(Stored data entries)
---*---
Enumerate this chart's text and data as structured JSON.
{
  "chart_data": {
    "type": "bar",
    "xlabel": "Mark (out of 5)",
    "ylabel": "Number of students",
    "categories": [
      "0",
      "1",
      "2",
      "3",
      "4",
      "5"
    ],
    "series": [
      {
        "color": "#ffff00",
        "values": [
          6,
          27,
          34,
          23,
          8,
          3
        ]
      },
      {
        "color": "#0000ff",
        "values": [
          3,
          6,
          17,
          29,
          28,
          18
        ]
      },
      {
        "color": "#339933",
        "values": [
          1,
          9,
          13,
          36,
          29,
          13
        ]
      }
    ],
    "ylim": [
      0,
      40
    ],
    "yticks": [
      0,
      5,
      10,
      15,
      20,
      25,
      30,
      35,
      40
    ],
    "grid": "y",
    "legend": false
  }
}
---*---
Work to be completed.
Write out every line of the records exactly.

Completed task.
Enumerate this chart's text and data as structured JSON.
{
  "chart_data": {
    "type": "bar",
    "xlabel": "Mark (out of 5)",
    "ylabel": "Number of students",
    "categories": [
      "0",
      "1",
      "2",
      "3",
      "4",
      "5"
    ],
    "series": [
      {
        "color": "#ffff00",
        "values": [
          6,
          27,
          34,
          23,
          8,
          3
        ]
      },
      {
        "color": "#0000ff",
        "values": [
          3,
          6,
          17,
          29,
          28,
          18
        ]
      },
      {
        "color": "#339933",
        "values": [
          1,
          9,
          13,
          36,
          29,
          13
        ]
      }
    ],
    "ylim": [
      0,
      40
    ],
    "yticks": [
      0,
      5,
      10,
      15,
      20,
      25,
      30,
      35,
      40
    ],
    "grid": "y",
    "legend": false
  }
}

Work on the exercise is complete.